Written exercise:
Reproduce the records below in full and without edits, omitting images.
=== Data ===
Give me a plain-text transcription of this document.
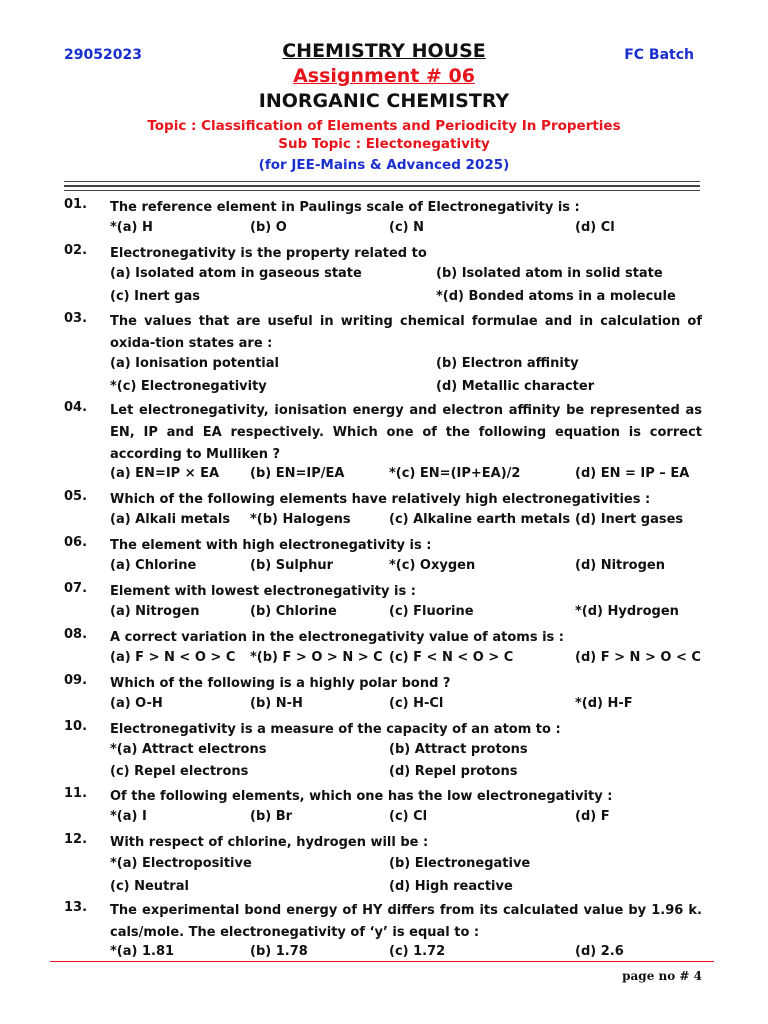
29052023	FC Batch
CHEMISTRY HOUSE
Assignment # 06
INORGANIC CHEMISTRY
Topic : Classification of Elements and Periodicity In Properties
Sub Topic : Electonegativity
(for JEE-Mains & Advanced 2025)
01. The reference element in Paulings scale of Electronegativity is :
*(a) H	(b) O	(c) N	(d) Cl
02. Electronegativity is the property related to
(a) Isolated atom in gaseous state	(b) Isolated atom in solid state
(c) Inert gas	*(d) Bonded atoms in a molecule
03. The values that are useful in writing chemical formulae and in calculation of oxida-tion states are :
(a) Ionisation potential	(b) Electron affinity
*(c) Electronegativity	(d) Metallic character
04. Let electronegativity, ionisation energy and electron affinity be represented as EN, IP and EA respectively. Which one of the following equation is correct according to Mulliken ?
(a) EN=IP × EA (b) EN=IP/EA	*(c) EN=(IP+EA)/2	(d) EN = IP – EA
05. Which of the following elements have relatively high electronegativities :
(a) Alkali metals *(b) Halogens	(c) Alkaline earth metals (d) Inert gases
06. The element with high electronegativity is :
(a) Chlorine	(b) Sulphur	*(c) Oxygen	(d) Nitrogen
07. Element with lowest electronegativity is :
(a) Nitrogen	(b) Chlorine	(c) Fluorine	*(d) Hydrogen
08. A correct variation in the electronegativity value of atoms is :
(a) F > N < O > C *(b) F > O > N > C (c) F < N < O > C	(d) F > N > O < C
09. Which of the following is a highly polar bond ?
(a) O-H	(b) N-H	(c) H-Cl	*(d) H-F
10. Electronegativity is a measure of the capacity of an atom to :
*(a) Attract electrons	(b) Attract protons
(c) Repel electrons	(d) Repel protons
11. Of the following elements, which one has the low electronegativity :
*(a) I	(b) Br	(c) Cl	(d) F
12. With respect of chlorine, hydrogen will be :
*(a) Electropositive	(b) Electronegative
(c) Neutral	(d) High reactive
13. The experimental bond energy of HY differs from its calculated value by 1.96 k. cals/mole. The electronegativity of ‘y’ is equal to :
*(a) 1.81	(b) 1.78	(c) 1.72	(d) 2.6
page no # 4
===
Result of the task:
Give me a plain-text transcription of this document.
29052023	FC Batch
CHEMISTRY HOUSE
Assignment # 06
INORGANIC CHEMISTRY
Topic : Classification of Elements and Periodicity In Properties
Sub Topic : Electonegativity
(for JEE-Mains & Advanced 2025)
01. The reference element in Paulings scale of Electronegativity is :
*(a) H	(b) O	(c) N	(d) Cl
02. Electronegativity is the property related to
(a) Isolated atom in gaseous state	(b) Isolated atom in solid state
(c) Inert gas	*(d) Bonded atoms in a molecule
03. The values that are useful in writing chemical formulae and in calculation of oxida-tion states are :
(a) Ionisation potential	(b) Electron affinity
*(c) Electronegativity	(d) Metallic character
04. Let electronegativity, ionisation energy and electron affinity be represented as EN, IP and EA respectively. Which one of the following equation is correct according to Mulliken ?
(a) EN=IP × EA (b) EN=IP/EA	*(c) EN=(IP+EA)/2	(d) EN = IP – EA
05. Which of the following elements have relatively high electronegativities :
(a) Alkali metals *(b) Halogens	(c) Alkaline earth metals (d) Inert gases
06. The element with high electronegativity is :
(a) Chlorine	(b) Sulphur	*(c) Oxygen	(d) Nitrogen
07. Element with lowest electronegativity is :
(a) Nitrogen	(b) Chlorine	(c) Fluorine	*(d) Hydrogen
08. A correct variation in the electronegativity value of atoms is :
(a) F > N < O > C *(b) F > O > N > C (c) F < N < O > C	(d) F > N > O < C
09. Which of the following is a highly polar bond ?
(a) O-H	(b) N-H	(c) H-Cl	*(d) H-F
10. Electronegativity is a measure of the capacity of an atom to :
*(a) Attract electrons	(b) Attract protons
(c) Repel electrons	(d) Repel protons
11. Of the following elements, which one has the low electronegativity :
*(a) I	(b) Br	(c) Cl	(d) F
12. With respect of chlorine, hydrogen will be :
*(a) Electropositive	(b) Electronegative
(c) Neutral	(d) High reactive
13. The experimental bond energy of HY differs from its calculated value by 1.96 k. cals/mole. The electronegativity of ‘y’ is equal to :
*(a) 1.81	(b) 1.78	(c) 1.72	(d) 2.6
page no # 4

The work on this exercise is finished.